What the task requires: Without the pictures, output the records below word for word.

** START OF Records shown **

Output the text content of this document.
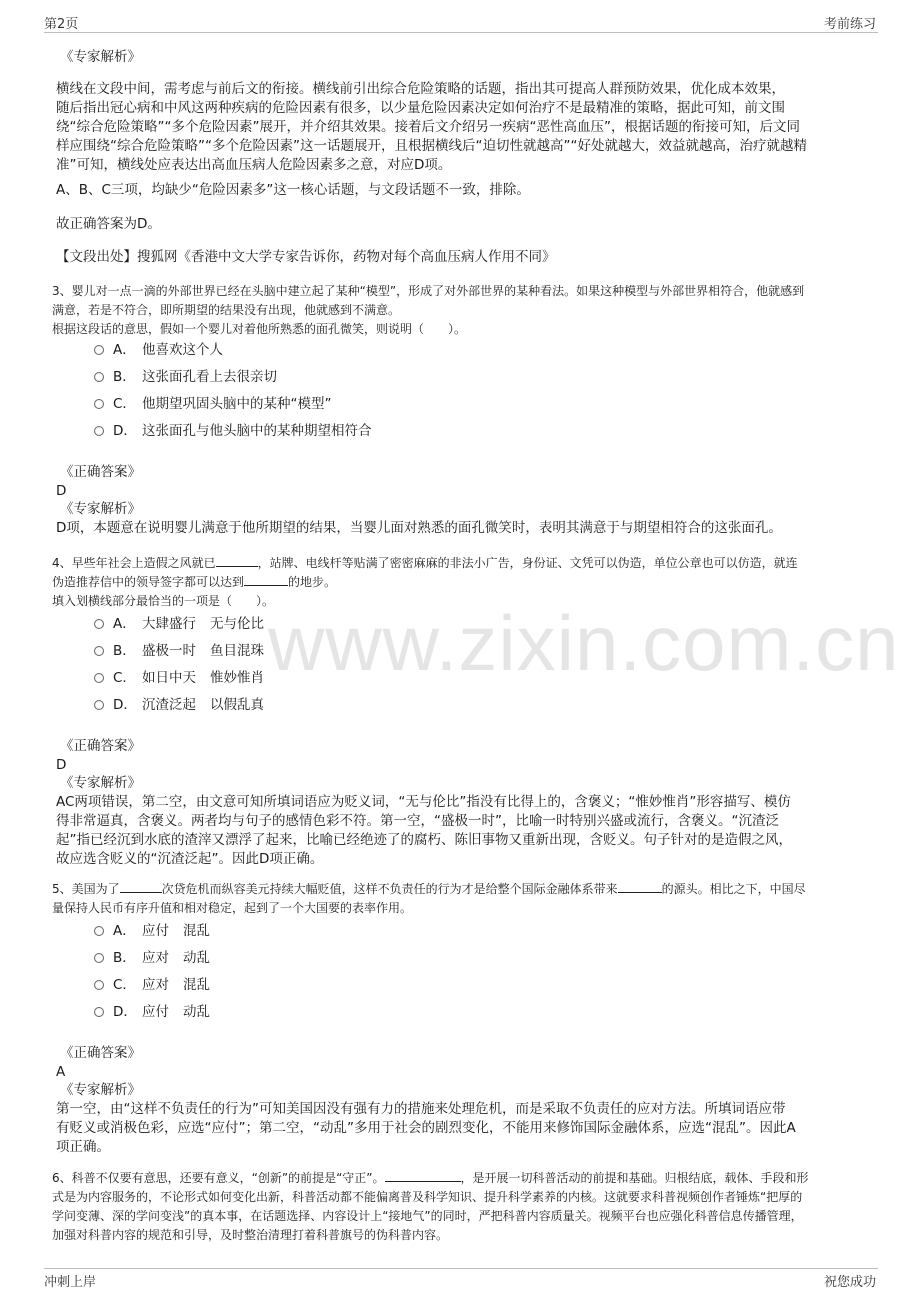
第2页	考前练习
www.zixin.com.cn
《专家解析》
横线在文段中间，需考虑与前后文的衔接。横线前引出综合危险策略的话题，指出其可提高人群预防效果，优化成本效果，
随后指出冠心病和中风这两种疾病的危险因素有很多，以少量危险因素决定如何治疗不是最精准的策略，据此可知，前文围
绕“综合危险策略”“多个危险因素”展开，并介绍其效果。接着后文介绍另一疾病“恶性高血压”，根据话题的衔接可知，后文同
样应围绕“综合危险策略”“多个危险因素”这一话题展开，且根据横线后“迫切性就越高”“好处就越大，效益就越高，治疗就越精
准”可知，横线处应表达出高血压病人危险因素多之意，对应D项。
A、B、C三项，均缺少“危险因素多”这一核心话题，与文段话题不一致，排除。
故正确答案为D。
【文段出处】搜狐网《香港中文大学专家告诉你，药物对每个高血压病人作用不同》
3、婴儿对一点一滴的外部世界已经在头脑中建立起了某种“模型”，形成了对外部世界的某种看法。如果这种模型与外部世界相符合，他就感到
满意，若是不符合，即所期望的结果没有出现，他就感到不满意。
根据这段话的意思，假如一个婴儿对着他所熟悉的面孔微笑，则说明（　　）。
A． 他喜欢这个人
B． 这张面孔看上去很亲切
C． 他期望巩固头脑中的某种“模型”
D． 这张面孔与他头脑中的某种期望相符合
《正确答案》
D
《专家解析》
D项，本题意在说明婴儿满意于他所期望的结果，当婴儿面对熟悉的面孔微笑时，表明其满意于与期望相符合的这张面孔。
4、早些年社会上造假之风就已	，站牌、电线杆等贴满了密密麻麻的非法小广告，身份证、文凭可以伪造，单位公章也可以仿造，就连
伪造推荐信中的领导签字都可以达到	的地步。
填入划横线部分最恰当的一项是（　　）。
A． 大肆盛行 无与伦比
B． 盛极一时 鱼目混珠
C． 如日中天 惟妙惟肖
D． 沉渣泛起 以假乱真
《正确答案》
D
《专家解析》
AC两项错误，第二空，由文意可知所填词语应为贬义词，“无与伦比”指没有比得上的，含褒义；“惟妙惟肖”形容描写、模仿
得非常逼真，含褒义。两者均与句子的感情色彩不符。第一空，“盛极一时”，比喻一时特别兴盛或流行，含褒义。“沉渣泛
起”指已经沉到水底的渣滓又漂浮了起来，比喻已经绝迹了的腐朽、陈旧事物又重新出现，含贬义。句子针对的是造假之风，
故应选含贬义的“沉渣泛起”。因此D项正确。
5、美国为了	次贷危机而纵容美元持续大幅贬值，这样不负责任的行为才是给整个国际金融体系带来	的源头。相比之下，中国尽
量保持人民币有序升值和相对稳定，起到了一个大国要的表率作用。
A． 应付 混乱
B． 应对 动乱
C． 应对 混乱
D． 应付 动乱
《正确答案》
A
《专家解析》
第一空，由“这样不负责任的行为”可知美国因没有强有力的措施来处理危机，而是采取不负责任的应对方法。所填词语应带
有贬义或消极色彩，应选“应付”；第二空，“动乱”多用于社会的剧烈变化，不能用来修饰国际金融体系，应选“混乱”。因此A
项正确。
6、科普不仅要有意思，还要有意义，“创新”的前提是“守正”。	，是开展一切科普活动的前提和基础。归根结底，载体、手段和形
式是为内容服务的，不论形式如何变化出新，科普活动都不能偏离普及科学知识、提升科学素养的内核。这就要求科普视频创作者锤炼“把厚的
学问变薄、深的学问变浅”的真本事，在话题选择、内容设计上“接地气”的同时，严把科普内容质量关。视频平台也应强化科普信息传播管理，
加强对科普内容的规范和引导，及时整治清理打着科普旗号的伪科普内容。
冲刺上岸	祝您成功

** END OF Records shown **

The solution:
Output the text content of this document.
第2页	考前练习
www.zixin.com.cn
《专家解析》
横线在文段中间，需考虑与前后文的衔接。横线前引出综合危险策略的话题，指出其可提高人群预防效果，优化成本效果，
随后指出冠心病和中风这两种疾病的危险因素有很多，以少量危险因素决定如何治疗不是最精准的策略，据此可知，前文围
绕“综合危险策略”“多个危险因素”展开，并介绍其效果。接着后文介绍另一疾病“恶性高血压”，根据话题的衔接可知，后文同
样应围绕“综合危险策略”“多个危险因素”这一话题展开，且根据横线后“迫切性就越高”“好处就越大，效益就越高，治疗就越精
准”可知，横线处应表达出高血压病人危险因素多之意，对应D项。
A、B、C三项，均缺少“危险因素多”这一核心话题，与文段话题不一致，排除。
故正确答案为D。
【文段出处】搜狐网《香港中文大学专家告诉你，药物对每个高血压病人作用不同》
3、婴儿对一点一滴的外部世界已经在头脑中建立起了某种“模型”，形成了对外部世界的某种看法。如果这种模型与外部世界相符合，他就感到
满意，若是不符合，即所期望的结果没有出现，他就感到不满意。
根据这段话的意思，假如一个婴儿对着他所熟悉的面孔微笑，则说明（　　）。
A． 他喜欢这个人
B． 这张面孔看上去很亲切
C． 他期望巩固头脑中的某种“模型”
D． 这张面孔与他头脑中的某种期望相符合
《正确答案》
D
《专家解析》
D项，本题意在说明婴儿满意于他所期望的结果，当婴儿面对熟悉的面孔微笑时，表明其满意于与期望相符合的这张面孔。
4、早些年社会上造假之风就已	，站牌、电线杆等贴满了密密麻麻的非法小广告，身份证、文凭可以伪造，单位公章也可以仿造，就连
伪造推荐信中的领导签字都可以达到	的地步。
填入划横线部分最恰当的一项是（　　）。
A． 大肆盛行 无与伦比
B． 盛极一时 鱼目混珠
C． 如日中天 惟妙惟肖
D． 沉渣泛起 以假乱真
《正确答案》
D
《专家解析》
AC两项错误，第二空，由文意可知所填词语应为贬义词，“无与伦比”指没有比得上的，含褒义；“惟妙惟肖”形容描写、模仿
得非常逼真，含褒义。两者均与句子的感情色彩不符。第一空，“盛极一时”，比喻一时特别兴盛或流行，含褒义。“沉渣泛
起”指已经沉到水底的渣滓又漂浮了起来，比喻已经绝迹了的腐朽、陈旧事物又重新出现，含贬义。句子针对的是造假之风，
故应选含贬义的“沉渣泛起”。因此D项正确。
5、美国为了	次贷危机而纵容美元持续大幅贬值，这样不负责任的行为才是给整个国际金融体系带来	的源头。相比之下，中国尽
量保持人民币有序升值和相对稳定，起到了一个大国要的表率作用。
A． 应付 混乱
B． 应对 动乱
C． 应对 混乱
D． 应付 动乱
《正确答案》
A
《专家解析》
第一空，由“这样不负责任的行为”可知美国因没有强有力的措施来处理危机，而是采取不负责任的应对方法。所填词语应带
有贬义或消极色彩，应选“应付”；第二空，“动乱”多用于社会的剧烈变化，不能用来修饰国际金融体系，应选“混乱”。因此A
项正确。
6、科普不仅要有意思，还要有意义，“创新”的前提是“守正”。	，是开展一切科普活动的前提和基础。归根结底，载体、手段和形
式是为内容服务的，不论形式如何变化出新，科普活动都不能偏离普及科学知识、提升科学素养的内核。这就要求科普视频创作者锤炼“把厚的
学问变薄、深的学问变浅”的真本事，在话题选择、内容设计上“接地气”的同时，严把科普内容质量关。视频平台也应强化科普信息传播管理，
加强对科普内容的规范和引导，及时整治清理打着科普旗号的伪科普内容。
冲刺上岸	祝您成功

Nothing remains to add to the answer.